WHAT THE EXERCISE ASKS |
Exact copies of the lines below are the goal; any images in them are dropped.

RECORDS PROVIDED |
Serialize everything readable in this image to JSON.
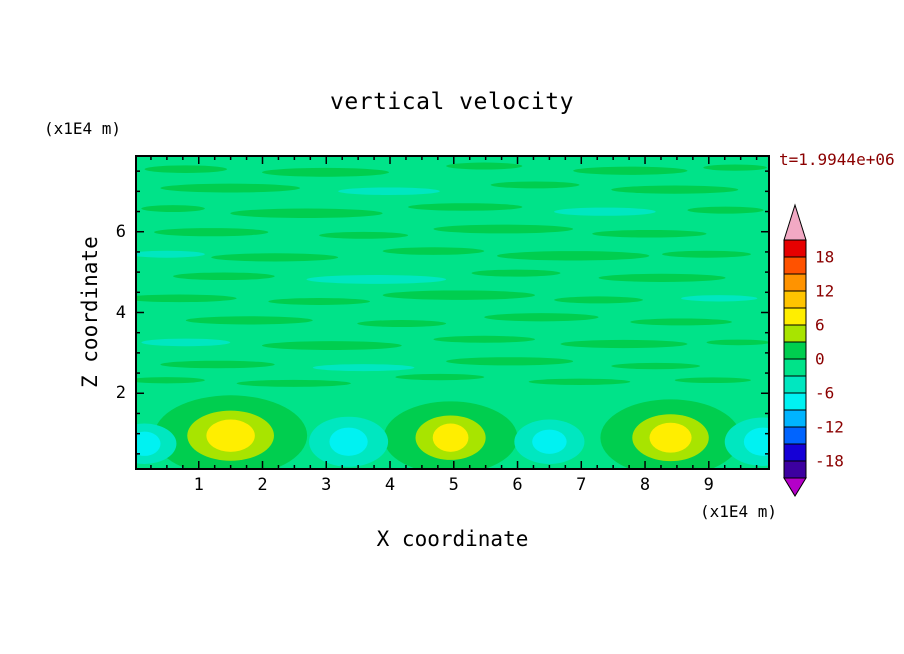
{
  "chart_data": {
    "type": "filled_contour",
    "title": "vertical velocity",
    "xlabel": "X coordinate",
    "ylabel": "Z coordinate",
    "x_units_label": "(x1E4 m)",
    "y_units_label": "(x1E4 m)",
    "time_label": "t=1.9944e+06",
    "annotation_color": "#8b0000",
    "x_range": [
      0,
      9.96
    ],
    "z_range": [
      0.1,
      7.9
    ],
    "x_ticks": [
      1,
      2,
      3,
      4,
      5,
      6,
      7,
      8,
      9
    ],
    "z_ticks": [
      2,
      4,
      6
    ],
    "x_minor_step": 0.25,
    "z_minor_step": 0.5,
    "contour_interval": 3,
    "grid": "off",
    "colorbar": {
      "position": "right",
      "labels": [
        18,
        12,
        6,
        0,
        -6,
        -12,
        -18
      ],
      "levels_top_to_bottom": [
        21,
        18,
        15,
        12,
        9,
        6,
        3,
        0,
        -3,
        -6,
        -9,
        -12,
        -15,
        -18,
        -21
      ],
      "band_colors_top_to_bottom": [
        "#e60000",
        "#ff5200",
        "#ff9300",
        "#ffc400",
        "#ffee00",
        "#a8e400",
        "#00ce4f",
        "#00e389",
        "#00e7c0",
        "#00f2f2",
        "#00b4ff",
        "#0064ff",
        "#1500d6",
        "#3c00a0"
      ],
      "over_color": "#f2a9c4",
      "under_color": "#b400c8",
      "label_color": "#8b0000"
    },
    "field": {
      "description": "Vertical velocity field: near-zero streaky layers above z=2, convective cells below z=2 with updraft cores (~+7) and downdraft cores (~-7).",
      "background_value_band": [
        -3,
        0
      ],
      "background_color": "#00e389",
      "streak_colors": [
        "#00ce4f",
        "#00e7c0"
      ],
      "streaks": [
        [
          0.08,
          0.045,
          0.065,
          0.012,
          0
        ],
        [
          0.3,
          0.055,
          0.1,
          0.014,
          0
        ],
        [
          0.55,
          0.035,
          0.06,
          0.011,
          0
        ],
        [
          0.78,
          0.05,
          0.09,
          0.013,
          0
        ],
        [
          0.945,
          0.04,
          0.05,
          0.01,
          0
        ],
        [
          0.15,
          0.105,
          0.11,
          0.014,
          0
        ],
        [
          0.4,
          0.115,
          0.08,
          0.012,
          1
        ],
        [
          0.63,
          0.095,
          0.07,
          0.011,
          0
        ],
        [
          0.85,
          0.11,
          0.1,
          0.013,
          0
        ],
        [
          0.06,
          0.17,
          0.05,
          0.011,
          0
        ],
        [
          0.27,
          0.185,
          0.12,
          0.015,
          0
        ],
        [
          0.52,
          0.165,
          0.09,
          0.012,
          0
        ],
        [
          0.74,
          0.18,
          0.08,
          0.013,
          1
        ],
        [
          0.93,
          0.175,
          0.06,
          0.011,
          0
        ],
        [
          0.12,
          0.245,
          0.09,
          0.013,
          0
        ],
        [
          0.36,
          0.255,
          0.07,
          0.011,
          0
        ],
        [
          0.58,
          0.235,
          0.11,
          0.014,
          0
        ],
        [
          0.81,
          0.25,
          0.09,
          0.012,
          0
        ],
        [
          0.05,
          0.315,
          0.06,
          0.011,
          1
        ],
        [
          0.22,
          0.325,
          0.1,
          0.013,
          0
        ],
        [
          0.47,
          0.305,
          0.08,
          0.012,
          0
        ],
        [
          0.69,
          0.32,
          0.12,
          0.015,
          0
        ],
        [
          0.9,
          0.315,
          0.07,
          0.011,
          0
        ],
        [
          0.14,
          0.385,
          0.08,
          0.012,
          0
        ],
        [
          0.38,
          0.395,
          0.11,
          0.014,
          1
        ],
        [
          0.6,
          0.375,
          0.07,
          0.011,
          0
        ],
        [
          0.83,
          0.39,
          0.1,
          0.013,
          0
        ],
        [
          0.07,
          0.455,
          0.09,
          0.012,
          0
        ],
        [
          0.29,
          0.465,
          0.08,
          0.011,
          0
        ],
        [
          0.51,
          0.445,
          0.12,
          0.015,
          0
        ],
        [
          0.73,
          0.46,
          0.07,
          0.011,
          0
        ],
        [
          0.92,
          0.455,
          0.06,
          0.01,
          1
        ],
        [
          0.18,
          0.525,
          0.1,
          0.013,
          0
        ],
        [
          0.42,
          0.535,
          0.07,
          0.011,
          0
        ],
        [
          0.64,
          0.515,
          0.09,
          0.013,
          0
        ],
        [
          0.86,
          0.53,
          0.08,
          0.011,
          0
        ],
        [
          0.08,
          0.595,
          0.07,
          0.012,
          1
        ],
        [
          0.31,
          0.605,
          0.11,
          0.014,
          0
        ],
        [
          0.55,
          0.585,
          0.08,
          0.011,
          0
        ],
        [
          0.77,
          0.6,
          0.1,
          0.013,
          0
        ],
        [
          0.95,
          0.595,
          0.05,
          0.009,
          0
        ],
        [
          0.13,
          0.665,
          0.09,
          0.012,
          0
        ],
        [
          0.36,
          0.675,
          0.08,
          0.011,
          1
        ],
        [
          0.59,
          0.655,
          0.1,
          0.013,
          0
        ],
        [
          0.82,
          0.67,
          0.07,
          0.01,
          0
        ],
        [
          0.05,
          0.715,
          0.06,
          0.01,
          0
        ],
        [
          0.25,
          0.725,
          0.09,
          0.011,
          0
        ],
        [
          0.48,
          0.705,
          0.07,
          0.01,
          0
        ],
        [
          0.7,
          0.72,
          0.08,
          0.01,
          0
        ],
        [
          0.91,
          0.715,
          0.06,
          0.009,
          0
        ]
      ],
      "cells": {
        "updrafts": [
          {
            "x": 1.5,
            "z": 0.95,
            "peak": 8,
            "rings": [
              [
                1.2,
                1.0,
                "#00ce4f"
              ],
              [
                0.68,
                0.62,
                "#a8e400"
              ],
              [
                0.38,
                0.4,
                "#ffee00"
              ]
            ]
          },
          {
            "x": 4.95,
            "z": 0.9,
            "peak": 7,
            "rings": [
              [
                1.05,
                0.9,
                "#00ce4f"
              ],
              [
                0.55,
                0.55,
                "#a8e400"
              ],
              [
                0.28,
                0.35,
                "#ffee00"
              ]
            ]
          },
          {
            "x": 8.4,
            "z": 0.9,
            "peak": 7,
            "rings": [
              [
                1.1,
                0.95,
                "#00ce4f"
              ],
              [
                0.6,
                0.58,
                "#a8e400"
              ],
              [
                0.33,
                0.37,
                "#ffee00"
              ]
            ]
          }
        ],
        "downdrafts": [
          {
            "x": 0.15,
            "z": 0.75,
            "peak": -7,
            "rings": [
              [
                0.5,
                0.5,
                "#00e7c0"
              ],
              [
                0.25,
                0.3,
                "#00f2f2"
              ]
            ]
          },
          {
            "x": 3.35,
            "z": 0.8,
            "peak": -7,
            "rings": [
              [
                0.62,
                0.62,
                "#00e7c0"
              ],
              [
                0.3,
                0.35,
                "#00f2f2"
              ]
            ]
          },
          {
            "x": 6.5,
            "z": 0.8,
            "peak": -6,
            "rings": [
              [
                0.55,
                0.55,
                "#00e7c0"
              ],
              [
                0.27,
                0.3,
                "#00f2f2"
              ]
            ]
          },
          {
            "x": 9.85,
            "z": 0.8,
            "peak": -7,
            "rings": [
              [
                0.6,
                0.6,
                "#00e7c0"
              ],
              [
                0.3,
                0.35,
                "#00f2f2"
              ]
            ]
          }
        ]
      }
    }
  }
}
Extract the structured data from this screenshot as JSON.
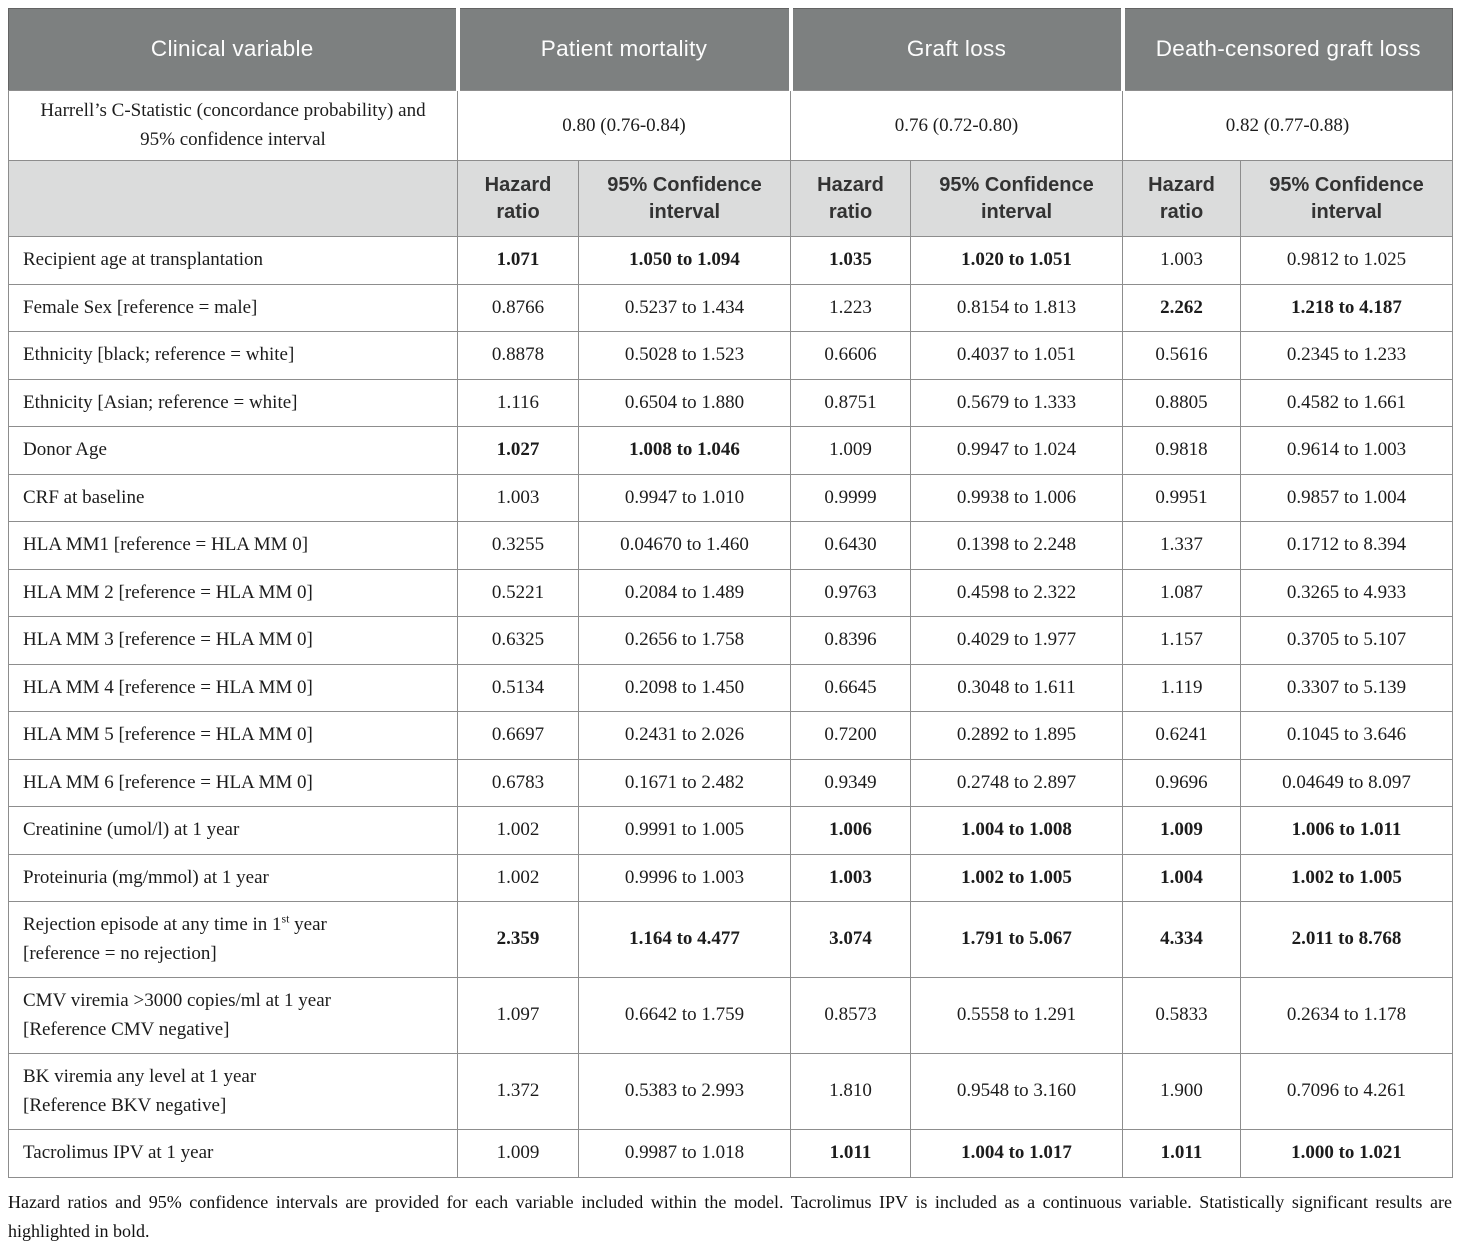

EXERCISE RESULT |
Serialize everything readable in this image to JSON.
{
  "chart_data": {
    "type": "filled_contour",
    "title": "vertical velocity",
    "xlabel": "X coordinate",
    "ylabel": "Z coordinate",
    "x_units_label": "(x1E4 m)",
    "y_units_label": "(x1E4 m)",
    "time_label": "t=1.9944e+06",
    "annotation_color": "#8b0000",
    "x_range": [
      0,
      9.96
    ],
    "z_range": [
      0.1,
      7.9
    ],
    "x_ticks": [
      1,
      2,
      3,
      4,
      5,
      6,
      7,
      8,
      9
    ],
    "z_ticks": [
      2,
      4,
      6
    ],
    "x_minor_step": 0.25,
    "z_minor_step": 0.5,
    "contour_interval": 3,
    "grid": "off",
    "colorbar": {
      "position": "right",
      "labels": [
        18,
        12,
        6,
        0,
        -6,
        -12,
        -18
      ],
      "levels_top_to_bottom": [
        21,
        18,
        15,
        12,
        9,
        6,
        3,
        0,
        -3,
        -6,
        -9,
        -12,
        -15,
        -18,
        -21
      ],
      "band_colors_top_to_bottom": [
        "#e60000",
        "#ff5200",
        "#ff9300",
        "#ffc400",
        "#ffee00",
        "#a8e400",
        "#00ce4f",
        "#00e389",
        "#00e7c0",
        "#00f2f2",
        "#00b4ff",
        "#0064ff",
        "#1500d6",
        "#3c00a0"
      ],
      "over_color": "#f2a9c4",
      "under_color": "#b400c8",
      "label_color": "#8b0000"
    },
    "field": {
      "description": "Vertical velocity field: near-zero streaky layers above z=2, convective cells below z=2 with updraft cores (~+7) and downdraft cores (~-7).",
      "background_value_band": [
        -3,
        0
      ],
      "background_color": "#00e389",
      "streak_colors": [
        "#00ce4f",
        "#00e7c0"
      ],
      "streaks": [
        [
          0.08,
          0.045,
          0.065,
          0.012,
          0
        ],
        [
          0.3,
          0.055,
          0.1,
          0.014,
          0
        ],
        [
          0.55,
          0.035,
          0.06,
          0.011,
          0
        ],
        [
          0.78,
          0.05,
          0.09,
          0.013,
          0
        ],
        [
          0.945,
          0.04,
          0.05,
          0.01,
          0
        ],
        [
          0.15,
          0.105,
          0.11,
          0.014,
          0
        ],
        [
          0.4,
          0.115,
          0.08,
          0.012,
          1
        ],
        [
          0.63,
          0.095,
          0.07,
          0.011,
          0
        ],
        [
          0.85,
          0.11,
          0.1,
          0.013,
          0
        ],
        [
          0.06,
          0.17,
          0.05,
          0.011,
          0
        ],
        [
          0.27,
          0.185,
          0.12,
          0.015,
          0
        ],
        [
          0.52,
          0.165,
          0.09,
          0.012,
          0
        ],
        [
          0.74,
          0.18,
          0.08,
          0.013,
          1
        ],
        [
          0.93,
          0.175,
          0.06,
          0.011,
          0
        ],
        [
          0.12,
          0.245,
          0.09,
          0.013,
          0
        ],
        [
          0.36,
          0.255,
          0.07,
          0.011,
          0
        ],
        [
          0.58,
          0.235,
          0.11,
          0.014,
          0
        ],
        [
          0.81,
          0.25,
          0.09,
          0.012,
          0
        ],
        [
          0.05,
          0.315,
          0.06,
          0.011,
          1
        ],
        [
          0.22,
          0.325,
          0.1,
          0.013,
          0
        ],
        [
          0.47,
          0.305,
          0.08,
          0.012,
          0
        ],
        [
          0.69,
          0.32,
          0.12,
          0.015,
          0
        ],
        [
          0.9,
          0.315,
          0.07,
          0.011,
          0
        ],
        [
          0.14,
          0.385,
          0.08,
          0.012,
          0
        ],
        [
          0.38,
          0.395,
          0.11,
          0.014,
          1
        ],
        [
          0.6,
          0.375,
          0.07,
          0.011,
          0
        ],
        [
          0.83,
          0.39,
          0.1,
          0.013,
          0
        ],
        [
          0.07,
          0.455,
          0.09,
          0.012,
          0
        ],
        [
          0.29,
          0.465,
          0.08,
          0.011,
          0
        ],
        [
          0.51,
          0.445,
          0.12,
          0.015,
          0
        ],
        [
          0.73,
          0.46,
          0.07,
          0.011,
          0
        ],
        [
          0.92,
          0.455,
          0.06,
          0.01,
          1
        ],
        [
          0.18,
          0.525,
          0.1,
          0.013,
          0
        ],
        [
          0.42,
          0.535,
          0.07,
          0.011,
          0
        ],
        [
          0.64,
          0.515,
          0.09,
          0.013,
          0
        ],
        [
          0.86,
          0.53,
          0.08,
          0.011,
          0
        ],
        [
          0.08,
          0.595,
          0.07,
          0.012,
          1
        ],
        [
          0.31,
          0.605,
          0.11,
          0.014,
          0
        ],
        [
          0.55,
          0.585,
          0.08,
          0.011,
          0
        ],
        [
          0.77,
          0.6,
          0.1,
          0.013,
          0
        ],
        [
          0.95,
          0.595,
          0.05,
          0.009,
          0
        ],
        [
          0.13,
          0.665,
          0.09,
          0.012,
          0
        ],
        [
          0.36,
          0.675,
          0.08,
          0.011,
          1
        ],
        [
          0.59,
          0.655,
          0.1,
          0.013,
          0
        ],
        [
          0.82,
          0.67,
          0.07,
          0.01,
          0
        ],
        [
          0.05,
          0.715,
          0.06,
          0.01,
          0
        ],
        [
          0.25,
          0.725,
          0.09,
          0.011,
          0
        ],
        [
          0.48,
          0.705,
          0.07,
          0.01,
          0
        ],
        [
          0.7,
          0.72,
          0.08,
          0.01,
          0
        ],
        [
          0.91,
          0.715,
          0.06,
          0.009,
          0
        ]
      ],
      "cells": {
        "updrafts": [
          {
            "x": 1.5,
            "z": 0.95,
            "peak": 8,
            "rings": [
              [
                1.2,
                1.0,
                "#00ce4f"
              ],
              [
                0.68,
                0.62,
                "#a8e400"
              ],
              [
                0.38,
                0.4,
                "#ffee00"
              ]
            ]
          },
          {
            "x": 4.95,
            "z": 0.9,
            "peak": 7,
            "rings": [
              [
                1.05,
                0.9,
                "#00ce4f"
              ],
              [
                0.55,
                0.55,
                "#a8e400"
              ],
              [
                0.28,
                0.35,
                "#ffee00"
              ]
            ]
          },
          {
            "x": 8.4,
            "z": 0.9,
            "peak": 7,
            "rings": [
              [
                1.1,
                0.95,
                "#00ce4f"
              ],
              [
                0.6,
                0.58,
                "#a8e400"
              ],
              [
                0.33,
                0.37,
                "#ffee00"
              ]
            ]
          }
        ],
        "downdrafts": [
          {
            "x": 0.15,
            "z": 0.75,
            "peak": -7,
            "rings": [
              [
                0.5,
                0.5,
                "#00e7c0"
              ],
              [
                0.25,
                0.3,
                "#00f2f2"
              ]
            ]
          },
          {
            "x": 3.35,
            "z": 0.8,
            "peak": -7,
            "rings": [
              [
                0.62,
                0.62,
                "#00e7c0"
              ],
              [
                0.3,
                0.35,
                "#00f2f2"
              ]
            ]
          },
          {
            "x": 6.5,
            "z": 0.8,
            "peak": -6,
            "rings": [
              [
                0.55,
                0.55,
                "#00e7c0"
              ],
              [
                0.27,
                0.3,
                "#00f2f2"
              ]
            ]
          },
          {
            "x": 9.85,
            "z": 0.8,
            "peak": -7,
            "rings": [
              [
                0.6,
                0.6,
                "#00e7c0"
              ],
              [
                0.3,
                0.35,
                "#00f2f2"
              ]
            ]
          }
        ]
      }
    }
  }
}
Extract the structured data from this screenshot as JSON.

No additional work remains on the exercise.